# Task requirements:
Return exactly the lines of the entries, from the one with "Read out every word on this page." to the last.

------------

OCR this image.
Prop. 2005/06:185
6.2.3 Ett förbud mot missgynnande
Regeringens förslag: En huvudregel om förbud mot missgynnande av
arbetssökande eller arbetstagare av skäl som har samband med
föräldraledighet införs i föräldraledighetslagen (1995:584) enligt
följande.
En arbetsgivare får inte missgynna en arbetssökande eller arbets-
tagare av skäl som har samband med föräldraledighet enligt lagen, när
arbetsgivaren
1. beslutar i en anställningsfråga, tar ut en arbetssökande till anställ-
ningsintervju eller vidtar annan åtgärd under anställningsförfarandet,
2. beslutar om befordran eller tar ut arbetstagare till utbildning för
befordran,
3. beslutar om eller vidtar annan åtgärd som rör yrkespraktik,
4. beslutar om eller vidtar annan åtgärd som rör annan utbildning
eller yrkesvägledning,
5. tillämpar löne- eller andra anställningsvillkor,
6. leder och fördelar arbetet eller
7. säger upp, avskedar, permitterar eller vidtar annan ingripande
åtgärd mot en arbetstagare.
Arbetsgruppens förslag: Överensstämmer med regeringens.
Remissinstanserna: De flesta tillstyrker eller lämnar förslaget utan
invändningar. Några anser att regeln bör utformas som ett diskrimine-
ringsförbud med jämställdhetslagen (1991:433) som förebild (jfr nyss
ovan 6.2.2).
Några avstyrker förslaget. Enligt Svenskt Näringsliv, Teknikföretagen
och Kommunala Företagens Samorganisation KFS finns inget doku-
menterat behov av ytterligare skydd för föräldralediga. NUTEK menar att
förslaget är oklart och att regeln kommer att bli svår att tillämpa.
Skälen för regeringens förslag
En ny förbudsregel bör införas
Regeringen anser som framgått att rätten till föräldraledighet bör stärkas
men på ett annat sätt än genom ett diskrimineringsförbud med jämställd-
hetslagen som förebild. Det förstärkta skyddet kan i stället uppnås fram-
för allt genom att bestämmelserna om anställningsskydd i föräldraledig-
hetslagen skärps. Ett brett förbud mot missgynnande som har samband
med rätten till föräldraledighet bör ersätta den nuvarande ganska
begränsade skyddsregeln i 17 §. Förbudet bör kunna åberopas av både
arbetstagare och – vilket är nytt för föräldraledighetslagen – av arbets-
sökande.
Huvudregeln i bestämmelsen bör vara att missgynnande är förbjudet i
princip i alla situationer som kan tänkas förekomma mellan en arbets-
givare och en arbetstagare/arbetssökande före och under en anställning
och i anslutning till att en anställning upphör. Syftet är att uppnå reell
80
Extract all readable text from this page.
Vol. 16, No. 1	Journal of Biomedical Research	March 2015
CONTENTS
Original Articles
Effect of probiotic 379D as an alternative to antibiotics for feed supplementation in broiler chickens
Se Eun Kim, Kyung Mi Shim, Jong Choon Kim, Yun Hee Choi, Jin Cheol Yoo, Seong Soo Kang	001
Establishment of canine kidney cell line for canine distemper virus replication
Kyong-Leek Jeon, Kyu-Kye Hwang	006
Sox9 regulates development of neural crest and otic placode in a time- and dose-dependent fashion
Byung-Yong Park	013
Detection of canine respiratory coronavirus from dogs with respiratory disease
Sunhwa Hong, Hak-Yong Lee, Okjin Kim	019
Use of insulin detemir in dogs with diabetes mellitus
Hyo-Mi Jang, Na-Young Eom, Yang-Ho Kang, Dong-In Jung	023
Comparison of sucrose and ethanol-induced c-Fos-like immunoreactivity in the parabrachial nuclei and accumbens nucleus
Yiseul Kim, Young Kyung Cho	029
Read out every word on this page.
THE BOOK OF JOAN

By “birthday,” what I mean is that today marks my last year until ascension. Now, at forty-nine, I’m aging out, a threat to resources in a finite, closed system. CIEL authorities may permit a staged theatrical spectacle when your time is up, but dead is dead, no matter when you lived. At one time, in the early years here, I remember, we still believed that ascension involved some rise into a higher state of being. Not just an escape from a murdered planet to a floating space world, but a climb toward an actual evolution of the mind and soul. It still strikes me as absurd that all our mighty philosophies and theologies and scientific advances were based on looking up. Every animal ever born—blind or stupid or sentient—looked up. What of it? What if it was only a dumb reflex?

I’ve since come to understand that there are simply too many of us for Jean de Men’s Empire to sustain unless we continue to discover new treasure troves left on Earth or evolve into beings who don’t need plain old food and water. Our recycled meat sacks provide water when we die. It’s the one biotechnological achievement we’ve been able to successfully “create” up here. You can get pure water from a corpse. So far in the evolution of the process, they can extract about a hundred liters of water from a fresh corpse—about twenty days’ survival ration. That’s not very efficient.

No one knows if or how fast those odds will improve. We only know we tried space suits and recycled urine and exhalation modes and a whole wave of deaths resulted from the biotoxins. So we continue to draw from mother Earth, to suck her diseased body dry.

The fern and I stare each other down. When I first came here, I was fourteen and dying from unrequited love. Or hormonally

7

------------

# Response below:
Read out every word on this page.
THE BOOK OF JOAN

By “birthday,” what I mean is that today marks my last year until ascension. Now, at forty-nine, I’m aging out, a threat to resources in a finite, closed system. CIEL authorities may permit a staged theatrical spectacle when your time is up, but dead is dead, no matter when you lived. At one time, in the early years here, I remember, we still believed that ascension involved some rise into a higher state of being. Not just an escape from a murdered planet to a floating space world, but a climb toward an actual evolution of the mind and soul. It still strikes me as absurd that all our mighty philosophies and theologies and scientific advances were based on looking up. Every animal ever born—blind or stupid or sentient—looked up. What of it? What if it was only a dumb reflex?

I’ve since come to understand that there are simply too many of us for Jean de Men’s Empire to sustain unless we continue to discover new treasure troves left on Earth or evolve into beings who don’t need plain old food and water. Our recycled meat sacks provide water when we die. It’s the one biotechnological achievement we’ve been able to successfully “create” up here. You can get pure water from a corpse. So far in the evolution of the process, they can extract about a hundred liters of water from a fresh corpse—about twenty days’ survival ration. That’s not very efficient.

No one knows if or how fast those odds will improve. We only know we tried space suits and recycled urine and exhalation modes and a whole wave of deaths resulted from the biotoxins. So we continue to draw from mother Earth, to suck her diseased body dry.

The fern and I stare each other down. When I first came here, I was fourteen and dying from unrequited love. Or hormonally

7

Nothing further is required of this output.